■ **Exercise goal**
Where a line contains the word "Model", copy that line in full.

═════ Given information ═════

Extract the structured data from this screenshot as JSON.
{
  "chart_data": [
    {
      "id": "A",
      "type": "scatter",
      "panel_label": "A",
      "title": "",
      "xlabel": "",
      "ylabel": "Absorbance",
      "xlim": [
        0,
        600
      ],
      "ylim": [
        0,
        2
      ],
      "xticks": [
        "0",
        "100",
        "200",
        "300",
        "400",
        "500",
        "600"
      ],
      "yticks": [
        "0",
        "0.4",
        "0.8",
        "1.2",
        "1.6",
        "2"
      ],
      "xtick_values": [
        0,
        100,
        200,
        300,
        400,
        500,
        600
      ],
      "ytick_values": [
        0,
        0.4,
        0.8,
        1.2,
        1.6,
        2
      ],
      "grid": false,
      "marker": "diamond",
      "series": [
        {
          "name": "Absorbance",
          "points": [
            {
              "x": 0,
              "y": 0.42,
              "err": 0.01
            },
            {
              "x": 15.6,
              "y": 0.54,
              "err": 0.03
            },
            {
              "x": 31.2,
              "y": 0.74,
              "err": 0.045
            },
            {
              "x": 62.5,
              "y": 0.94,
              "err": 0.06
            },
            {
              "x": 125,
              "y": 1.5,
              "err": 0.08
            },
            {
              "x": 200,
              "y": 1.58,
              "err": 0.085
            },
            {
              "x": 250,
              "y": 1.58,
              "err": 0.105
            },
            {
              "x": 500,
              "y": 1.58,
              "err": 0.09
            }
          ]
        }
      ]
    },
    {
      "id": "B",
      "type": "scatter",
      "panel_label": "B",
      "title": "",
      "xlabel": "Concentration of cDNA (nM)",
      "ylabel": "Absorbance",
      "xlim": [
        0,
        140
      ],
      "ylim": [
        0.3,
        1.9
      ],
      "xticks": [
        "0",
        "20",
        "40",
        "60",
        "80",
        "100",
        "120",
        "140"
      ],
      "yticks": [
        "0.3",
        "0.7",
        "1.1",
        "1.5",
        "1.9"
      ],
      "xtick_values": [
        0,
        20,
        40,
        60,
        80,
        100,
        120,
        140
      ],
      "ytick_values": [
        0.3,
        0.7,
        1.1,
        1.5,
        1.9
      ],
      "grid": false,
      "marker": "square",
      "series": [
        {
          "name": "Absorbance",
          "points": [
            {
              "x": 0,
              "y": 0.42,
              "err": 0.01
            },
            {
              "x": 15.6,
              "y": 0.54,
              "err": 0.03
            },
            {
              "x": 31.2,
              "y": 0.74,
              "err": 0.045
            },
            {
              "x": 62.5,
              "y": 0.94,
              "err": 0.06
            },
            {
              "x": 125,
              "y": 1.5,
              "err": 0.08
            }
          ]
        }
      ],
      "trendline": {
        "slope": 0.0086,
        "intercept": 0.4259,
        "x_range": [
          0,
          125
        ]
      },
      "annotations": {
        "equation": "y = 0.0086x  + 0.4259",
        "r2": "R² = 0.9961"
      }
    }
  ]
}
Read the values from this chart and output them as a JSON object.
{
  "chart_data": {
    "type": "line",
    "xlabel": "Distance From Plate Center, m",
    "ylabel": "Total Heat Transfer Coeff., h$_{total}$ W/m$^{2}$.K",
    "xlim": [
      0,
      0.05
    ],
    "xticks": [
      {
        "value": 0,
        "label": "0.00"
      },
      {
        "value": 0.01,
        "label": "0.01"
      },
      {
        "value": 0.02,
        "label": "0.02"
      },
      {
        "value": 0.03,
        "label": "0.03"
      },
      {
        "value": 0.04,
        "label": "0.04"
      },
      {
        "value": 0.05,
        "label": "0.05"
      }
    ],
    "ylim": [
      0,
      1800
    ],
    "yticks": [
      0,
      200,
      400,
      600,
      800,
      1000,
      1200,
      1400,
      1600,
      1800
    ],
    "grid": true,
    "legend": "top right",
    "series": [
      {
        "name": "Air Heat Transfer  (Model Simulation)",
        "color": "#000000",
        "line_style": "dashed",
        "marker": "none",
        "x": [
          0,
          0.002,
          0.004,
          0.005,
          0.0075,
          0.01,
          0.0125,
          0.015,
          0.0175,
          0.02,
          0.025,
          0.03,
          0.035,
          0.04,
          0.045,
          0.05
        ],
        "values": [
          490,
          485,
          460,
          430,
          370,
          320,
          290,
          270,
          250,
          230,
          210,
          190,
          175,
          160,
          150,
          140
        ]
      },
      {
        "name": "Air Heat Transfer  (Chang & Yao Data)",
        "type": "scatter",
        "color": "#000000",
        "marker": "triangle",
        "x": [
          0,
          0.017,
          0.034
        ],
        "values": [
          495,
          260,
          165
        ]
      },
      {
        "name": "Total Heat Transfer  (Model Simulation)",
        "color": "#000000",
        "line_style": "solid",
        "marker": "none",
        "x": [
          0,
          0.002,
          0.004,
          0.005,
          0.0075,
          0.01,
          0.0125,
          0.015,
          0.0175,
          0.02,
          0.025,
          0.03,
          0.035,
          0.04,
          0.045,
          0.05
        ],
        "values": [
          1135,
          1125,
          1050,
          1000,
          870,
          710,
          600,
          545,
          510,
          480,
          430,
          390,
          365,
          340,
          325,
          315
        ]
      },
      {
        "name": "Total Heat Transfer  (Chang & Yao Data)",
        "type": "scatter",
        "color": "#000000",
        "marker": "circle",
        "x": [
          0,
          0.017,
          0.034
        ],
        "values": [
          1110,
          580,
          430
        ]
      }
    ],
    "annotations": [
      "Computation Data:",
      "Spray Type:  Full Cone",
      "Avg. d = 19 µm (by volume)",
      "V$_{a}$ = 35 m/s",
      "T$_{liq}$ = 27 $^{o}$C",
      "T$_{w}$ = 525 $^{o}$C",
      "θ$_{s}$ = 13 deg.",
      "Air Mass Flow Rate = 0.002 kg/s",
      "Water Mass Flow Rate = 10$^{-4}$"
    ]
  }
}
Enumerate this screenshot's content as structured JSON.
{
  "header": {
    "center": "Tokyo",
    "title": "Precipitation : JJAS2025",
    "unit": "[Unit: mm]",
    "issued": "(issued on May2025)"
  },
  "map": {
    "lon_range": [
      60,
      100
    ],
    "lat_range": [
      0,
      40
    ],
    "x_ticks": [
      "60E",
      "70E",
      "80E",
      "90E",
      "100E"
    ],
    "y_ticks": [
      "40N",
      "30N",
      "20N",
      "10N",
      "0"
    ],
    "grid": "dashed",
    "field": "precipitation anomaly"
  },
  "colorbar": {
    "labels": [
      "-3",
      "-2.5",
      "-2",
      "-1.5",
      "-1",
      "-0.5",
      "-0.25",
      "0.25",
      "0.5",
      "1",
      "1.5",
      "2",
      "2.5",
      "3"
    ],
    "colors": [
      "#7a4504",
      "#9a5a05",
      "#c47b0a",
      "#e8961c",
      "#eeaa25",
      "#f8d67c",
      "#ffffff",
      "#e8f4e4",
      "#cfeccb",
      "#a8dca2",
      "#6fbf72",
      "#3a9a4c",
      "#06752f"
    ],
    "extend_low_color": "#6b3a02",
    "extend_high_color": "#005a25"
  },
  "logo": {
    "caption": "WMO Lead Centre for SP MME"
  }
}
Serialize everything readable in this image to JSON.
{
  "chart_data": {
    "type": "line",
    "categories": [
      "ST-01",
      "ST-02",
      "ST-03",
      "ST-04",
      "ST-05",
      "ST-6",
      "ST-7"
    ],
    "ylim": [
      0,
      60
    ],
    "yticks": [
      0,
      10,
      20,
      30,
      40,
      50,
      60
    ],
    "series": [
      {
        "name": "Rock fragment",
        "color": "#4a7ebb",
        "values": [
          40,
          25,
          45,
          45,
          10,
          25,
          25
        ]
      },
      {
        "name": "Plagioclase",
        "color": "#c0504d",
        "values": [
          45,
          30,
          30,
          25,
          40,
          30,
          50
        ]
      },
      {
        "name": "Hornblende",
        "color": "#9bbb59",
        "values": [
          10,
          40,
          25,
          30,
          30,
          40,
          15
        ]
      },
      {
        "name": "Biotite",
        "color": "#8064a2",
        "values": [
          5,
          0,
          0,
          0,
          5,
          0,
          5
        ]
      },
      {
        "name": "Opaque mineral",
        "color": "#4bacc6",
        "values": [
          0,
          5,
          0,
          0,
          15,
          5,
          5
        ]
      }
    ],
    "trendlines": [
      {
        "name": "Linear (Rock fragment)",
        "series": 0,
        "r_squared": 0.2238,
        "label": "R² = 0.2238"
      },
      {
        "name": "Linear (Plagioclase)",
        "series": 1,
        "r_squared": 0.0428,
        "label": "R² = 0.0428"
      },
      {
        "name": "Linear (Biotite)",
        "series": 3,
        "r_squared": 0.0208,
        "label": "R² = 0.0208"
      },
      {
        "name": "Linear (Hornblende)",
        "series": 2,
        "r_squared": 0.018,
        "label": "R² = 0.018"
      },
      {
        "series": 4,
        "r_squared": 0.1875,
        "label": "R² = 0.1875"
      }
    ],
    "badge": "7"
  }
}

═════

■ **Solution to this exercise**
        "name": "Air Heat Transfer  (Model Simulation)",
        "name": "Total Heat Transfer  (Model Simulation)",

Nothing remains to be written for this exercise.